[Dataset listings of figures]

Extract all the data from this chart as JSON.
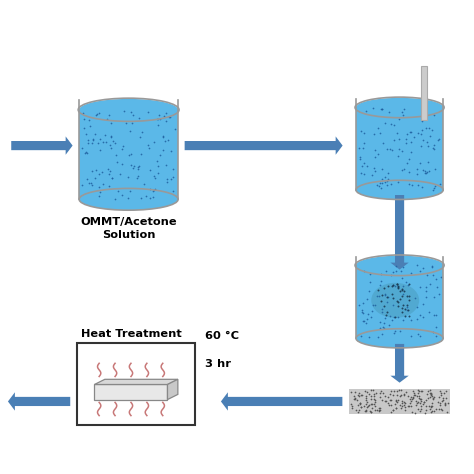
{
  "background_color": "#ffffff",
  "arrow_color": "#4A7FB5",
  "beaker_fill_color": "#5BB8E8",
  "beaker_fill_light": "#85CEEE",
  "beaker_edge_color": "#999999",
  "beaker_dot_color": "#2060A0",
  "text_color": "#000000",
  "heat_wave_color": "#C87878",
  "labels": {
    "solution": "OMMT/Acetone\nSolution",
    "heat_treatment": "Heat Treatment",
    "temp": "60 °C",
    "time": "3 hr"
  }
}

PROBLEM TO WORK ON
Leave out the pictures and copy the rest of the material above exactly.

SOLUTION TO THE PROBLEM
Extract all the data from this chart as JSON.
{
  "background_color": "#ffffff",
  "arrow_color": "#4A7FB5",
  "beaker_fill_color": "#5BB8E8",
  "beaker_fill_light": "#85CEEE",
  "beaker_edge_color": "#999999",
  "beaker_dot_color": "#2060A0",
  "text_color": "#000000",
  "heat_wave_color": "#C87878",
  "labels": {
    "solution": "OMMT/Acetone\nSolution",
    "heat_treatment": "Heat Treatment",
    "temp": "60 °C",
    "time": "3 hr"
  }
}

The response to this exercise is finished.